#### WHAT THE EXERCISE ASKS:
Print all the records exactly, please.

#### AVAILABLE RECORDS:
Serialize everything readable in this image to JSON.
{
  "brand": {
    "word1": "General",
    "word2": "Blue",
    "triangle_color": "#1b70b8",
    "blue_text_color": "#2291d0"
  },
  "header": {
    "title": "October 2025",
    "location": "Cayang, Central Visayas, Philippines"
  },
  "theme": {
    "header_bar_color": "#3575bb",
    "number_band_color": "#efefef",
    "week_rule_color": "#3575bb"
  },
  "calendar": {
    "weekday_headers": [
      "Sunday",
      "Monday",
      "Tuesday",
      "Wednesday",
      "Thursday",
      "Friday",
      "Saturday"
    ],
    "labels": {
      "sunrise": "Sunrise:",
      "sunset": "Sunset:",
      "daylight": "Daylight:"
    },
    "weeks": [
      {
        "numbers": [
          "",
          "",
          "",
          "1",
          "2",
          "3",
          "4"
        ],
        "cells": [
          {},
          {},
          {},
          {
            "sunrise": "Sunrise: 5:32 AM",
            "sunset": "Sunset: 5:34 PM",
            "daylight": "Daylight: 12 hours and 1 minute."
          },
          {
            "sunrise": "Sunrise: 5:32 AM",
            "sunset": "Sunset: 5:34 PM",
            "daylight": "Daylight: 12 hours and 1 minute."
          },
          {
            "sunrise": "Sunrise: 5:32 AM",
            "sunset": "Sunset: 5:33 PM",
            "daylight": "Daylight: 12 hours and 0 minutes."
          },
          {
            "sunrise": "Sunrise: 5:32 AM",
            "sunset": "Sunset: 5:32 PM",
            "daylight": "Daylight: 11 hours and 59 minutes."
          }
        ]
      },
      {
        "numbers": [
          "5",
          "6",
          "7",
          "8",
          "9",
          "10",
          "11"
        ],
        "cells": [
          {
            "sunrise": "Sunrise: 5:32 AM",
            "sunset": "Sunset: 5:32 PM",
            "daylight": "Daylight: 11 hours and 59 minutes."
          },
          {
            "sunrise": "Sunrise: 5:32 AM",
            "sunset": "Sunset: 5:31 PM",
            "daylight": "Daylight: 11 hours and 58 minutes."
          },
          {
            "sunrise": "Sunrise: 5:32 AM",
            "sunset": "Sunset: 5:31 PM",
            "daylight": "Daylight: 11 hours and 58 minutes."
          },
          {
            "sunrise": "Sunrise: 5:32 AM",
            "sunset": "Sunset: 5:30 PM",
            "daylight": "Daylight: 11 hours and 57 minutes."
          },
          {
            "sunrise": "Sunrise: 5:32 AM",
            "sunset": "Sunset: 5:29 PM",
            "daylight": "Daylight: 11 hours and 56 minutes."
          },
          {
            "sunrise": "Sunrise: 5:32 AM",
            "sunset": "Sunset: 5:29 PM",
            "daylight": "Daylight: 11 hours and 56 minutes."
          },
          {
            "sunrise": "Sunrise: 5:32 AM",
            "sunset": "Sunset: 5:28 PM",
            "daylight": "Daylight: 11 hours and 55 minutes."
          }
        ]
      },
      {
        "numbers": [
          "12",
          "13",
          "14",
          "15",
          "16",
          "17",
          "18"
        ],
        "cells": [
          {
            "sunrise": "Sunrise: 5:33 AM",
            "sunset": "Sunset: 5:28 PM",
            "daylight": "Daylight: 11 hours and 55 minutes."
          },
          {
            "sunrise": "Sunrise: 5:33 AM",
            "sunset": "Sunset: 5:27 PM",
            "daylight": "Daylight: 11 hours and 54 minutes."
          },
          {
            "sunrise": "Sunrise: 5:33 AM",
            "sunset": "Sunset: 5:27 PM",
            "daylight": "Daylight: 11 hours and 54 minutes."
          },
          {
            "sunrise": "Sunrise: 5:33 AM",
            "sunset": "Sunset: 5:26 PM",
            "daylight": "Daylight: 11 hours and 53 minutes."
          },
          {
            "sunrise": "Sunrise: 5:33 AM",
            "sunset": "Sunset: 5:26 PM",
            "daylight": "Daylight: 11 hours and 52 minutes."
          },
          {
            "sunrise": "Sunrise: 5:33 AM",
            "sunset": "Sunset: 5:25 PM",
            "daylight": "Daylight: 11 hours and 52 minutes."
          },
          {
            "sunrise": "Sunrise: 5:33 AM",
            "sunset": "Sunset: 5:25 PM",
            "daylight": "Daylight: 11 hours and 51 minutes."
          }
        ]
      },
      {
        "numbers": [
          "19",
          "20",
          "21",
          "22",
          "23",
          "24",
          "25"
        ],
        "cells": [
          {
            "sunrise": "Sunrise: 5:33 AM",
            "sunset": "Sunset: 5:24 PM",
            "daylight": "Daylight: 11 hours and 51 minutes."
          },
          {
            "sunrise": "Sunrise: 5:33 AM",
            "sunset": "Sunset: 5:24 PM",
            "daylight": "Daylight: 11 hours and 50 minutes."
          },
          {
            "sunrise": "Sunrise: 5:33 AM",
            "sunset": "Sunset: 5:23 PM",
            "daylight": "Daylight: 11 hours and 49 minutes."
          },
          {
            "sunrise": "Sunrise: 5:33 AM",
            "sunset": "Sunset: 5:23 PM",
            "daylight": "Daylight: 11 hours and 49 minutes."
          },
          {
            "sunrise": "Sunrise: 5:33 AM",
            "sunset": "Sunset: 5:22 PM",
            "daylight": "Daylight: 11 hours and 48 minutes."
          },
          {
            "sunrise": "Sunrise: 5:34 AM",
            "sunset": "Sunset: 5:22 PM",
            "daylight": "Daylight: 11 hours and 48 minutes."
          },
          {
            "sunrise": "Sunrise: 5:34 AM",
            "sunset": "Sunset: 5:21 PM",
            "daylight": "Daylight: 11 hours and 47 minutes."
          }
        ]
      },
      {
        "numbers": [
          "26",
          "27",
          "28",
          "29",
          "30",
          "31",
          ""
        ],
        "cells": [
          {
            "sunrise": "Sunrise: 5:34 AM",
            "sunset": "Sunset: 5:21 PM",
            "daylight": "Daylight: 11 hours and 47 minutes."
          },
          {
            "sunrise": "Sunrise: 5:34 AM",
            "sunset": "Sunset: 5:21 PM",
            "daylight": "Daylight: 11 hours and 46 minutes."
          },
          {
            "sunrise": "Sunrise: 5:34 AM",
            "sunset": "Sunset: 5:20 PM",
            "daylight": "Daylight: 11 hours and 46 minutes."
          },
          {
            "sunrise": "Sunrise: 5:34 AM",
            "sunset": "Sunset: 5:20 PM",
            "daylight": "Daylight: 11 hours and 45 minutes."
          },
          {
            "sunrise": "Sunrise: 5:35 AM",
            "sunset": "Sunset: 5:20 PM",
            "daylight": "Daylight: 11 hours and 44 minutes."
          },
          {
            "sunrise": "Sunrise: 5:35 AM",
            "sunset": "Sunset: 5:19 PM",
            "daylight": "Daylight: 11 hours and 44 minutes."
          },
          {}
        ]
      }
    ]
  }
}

#### COMPLETE RESPONSE:
Serialize everything readable in this image to JSON.
{
  "brand": {
    "word1": "General",
    "word2": "Blue",
    "triangle_color": "#1b70b8",
    "blue_text_color": "#2291d0"
  },
  "header": {
    "title": "October 2025",
    "location": "Cayang, Central Visayas, Philippines"
  },
  "theme": {
    "header_bar_color": "#3575bb",
    "number_band_color": "#efefef",
    "week_rule_color": "#3575bb"
  },
  "calendar": {
    "weekday_headers": [
      "Sunday",
      "Monday",
      "Tuesday",
      "Wednesday",
      "Thursday",
      "Friday",
      "Saturday"
    ],
    "labels": {
      "sunrise": "Sunrise:",
      "sunset": "Sunset:",
      "daylight": "Daylight:"
    },
    "weeks": [
      {
        "numbers": [
          "",
          "",
          "",
          "1",
          "2",
          "3",
          "4"
        ],
        "cells": [
          {},
          {},
          {},
          {
            "sunrise": "Sunrise: 5:32 AM",
            "sunset": "Sunset: 5:34 PM",
            "daylight": "Daylight: 12 hours and 1 minute."
          },
          {
            "sunrise": "Sunrise: 5:32 AM",
            "sunset": "Sunset: 5:34 PM",
            "daylight": "Daylight: 12 hours and 1 minute."
          },
          {
            "sunrise": "Sunrise: 5:32 AM",
            "sunset": "Sunset: 5:33 PM",
            "daylight": "Daylight: 12 hours and 0 minutes."
          },
          {
            "sunrise": "Sunrise: 5:32 AM",
            "sunset": "Sunset: 5:32 PM",
            "daylight": "Daylight: 11 hours and 59 minutes."
          }
        ]
      },
      {
        "numbers": [
          "5",
          "6",
          "7",
          "8",
          "9",
          "10",
          "11"
        ],
        "cells": [
          {
            "sunrise": "Sunrise: 5:32 AM",
            "sunset": "Sunset: 5:32 PM",
            "daylight": "Daylight: 11 hours and 59 minutes."
          },
          {
            "sunrise": "Sunrise: 5:32 AM",
            "sunset": "Sunset: 5:31 PM",
            "daylight": "Daylight: 11 hours and 58 minutes."
          },
          {
            "sunrise": "Sunrise: 5:32 AM",
            "sunset": "Sunset: 5:31 PM",
            "daylight": "Daylight: 11 hours and 58 minutes."
          },
          {
            "sunrise": "Sunrise: 5:32 AM",
            "sunset": "Sunset: 5:30 PM",
            "daylight": "Daylight: 11 hours and 57 minutes."
          },
          {
            "sunrise": "Sunrise: 5:32 AM",
            "sunset": "Sunset: 5:29 PM",
            "daylight": "Daylight: 11 hours and 56 minutes."
          },
          {
            "sunrise": "Sunrise: 5:32 AM",
            "sunset": "Sunset: 5:29 PM",
            "daylight": "Daylight: 11 hours and 56 minutes."
          },
          {
            "sunrise": "Sunrise: 5:32 AM",
            "sunset": "Sunset: 5:28 PM",
            "daylight": "Daylight: 11 hours and 55 minutes."
          }
        ]
      },
      {
        "numbers": [
          "12",
          "13",
          "14",
          "15",
          "16",
          "17",
          "18"
        ],
        "cells": [
          {
            "sunrise": "Sunrise: 5:33 AM",
            "sunset": "Sunset: 5:28 PM",
            "daylight": "Daylight: 11 hours and 55 minutes."
          },
          {
            "sunrise": "Sunrise: 5:33 AM",
            "sunset": "Sunset: 5:27 PM",
            "daylight": "Daylight: 11 hours and 54 minutes."
          },
          {
            "sunrise": "Sunrise: 5:33 AM",
            "sunset": "Sunset: 5:27 PM",
            "daylight": "Daylight: 11 hours and 54 minutes."
          },
          {
            "sunrise": "Sunrise: 5:33 AM",
            "sunset": "Sunset: 5:26 PM",
            "daylight": "Daylight: 11 hours and 53 minutes."
          },
          {
            "sunrise": "Sunrise: 5:33 AM",
            "sunset": "Sunset: 5:26 PM",
            "daylight": "Daylight: 11 hours and 52 minutes."
          },
          {
            "sunrise": "Sunrise: 5:33 AM",
            "sunset": "Sunset: 5:25 PM",
            "daylight": "Daylight: 11 hours and 52 minutes."
          },
          {
            "sunrise": "Sunrise: 5:33 AM",
            "sunset": "Sunset: 5:25 PM",
            "daylight": "Daylight: 11 hours and 51 minutes."
          }
        ]
      },
      {
        "numbers": [
          "19",
          "20",
          "21",
          "22",
          "23",
          "24",
          "25"
        ],
        "cells": [
          {
            "sunrise": "Sunrise: 5:33 AM",
            "sunset": "Sunset: 5:24 PM",
            "daylight": "Daylight: 11 hours and 51 minutes."
          },
          {
            "sunrise": "Sunrise: 5:33 AM",
            "sunset": "Sunset: 5:24 PM",
            "daylight": "Daylight: 11 hours and 50 minutes."
          },
          {
            "sunrise": "Sunrise: 5:33 AM",
            "sunset": "Sunset: 5:23 PM",
            "daylight": "Daylight: 11 hours and 49 minutes."
          },
          {
            "sunrise": "Sunrise: 5:33 AM",
            "sunset": "Sunset: 5:23 PM",
            "daylight": "Daylight: 11 hours and 49 minutes."
          },
          {
            "sunrise": "Sunrise: 5:33 AM",
            "sunset": "Sunset: 5:22 PM",
            "daylight": "Daylight: 11 hours and 48 minutes."
          },
          {
            "sunrise": "Sunrise: 5:34 AM",
            "sunset": "Sunset: 5:22 PM",
            "daylight": "Daylight: 11 hours and 48 minutes."
          },
          {
            "sunrise": "Sunrise: 5:34 AM",
            "sunset": "Sunset: 5:21 PM",
            "daylight": "Daylight: 11 hours and 47 minutes."
          }
        ]
      },
      {
        "numbers": [
          "26",
          "27",
          "28",
          "29",
          "30",
          "31",
          ""
        ],
        "cells": [
          {
            "sunrise": "Sunrise: 5:34 AM",
            "sunset": "Sunset: 5:21 PM",
            "daylight": "Daylight: 11 hours and 47 minutes."
          },
          {
            "sunrise": "Sunrise: 5:34 AM",
            "sunset": "Sunset: 5:21 PM",
            "daylight": "Daylight: 11 hours and 46 minutes."
          },
          {
            "sunrise": "Sunrise: 5:34 AM",
            "sunset": "Sunset: 5:20 PM",
            "daylight": "Daylight: 11 hours and 46 minutes."
          },
          {
            "sunrise": "Sunrise: 5:34 AM",
            "sunset": "Sunset: 5:20 PM",
            "daylight": "Daylight: 11 hours and 45 minutes."
          },
          {
            "sunrise": "Sunrise: 5:35 AM",
            "sunset": "Sunset: 5:20 PM",
            "daylight": "Daylight: 11 hours and 44 minutes."
          },
          {
            "sunrise": "Sunrise: 5:35 AM",
            "sunset": "Sunset: 5:19 PM",
            "daylight": "Daylight: 11 hours and 44 minutes."
          },
          {}
        ]
      }
    ]
  }
}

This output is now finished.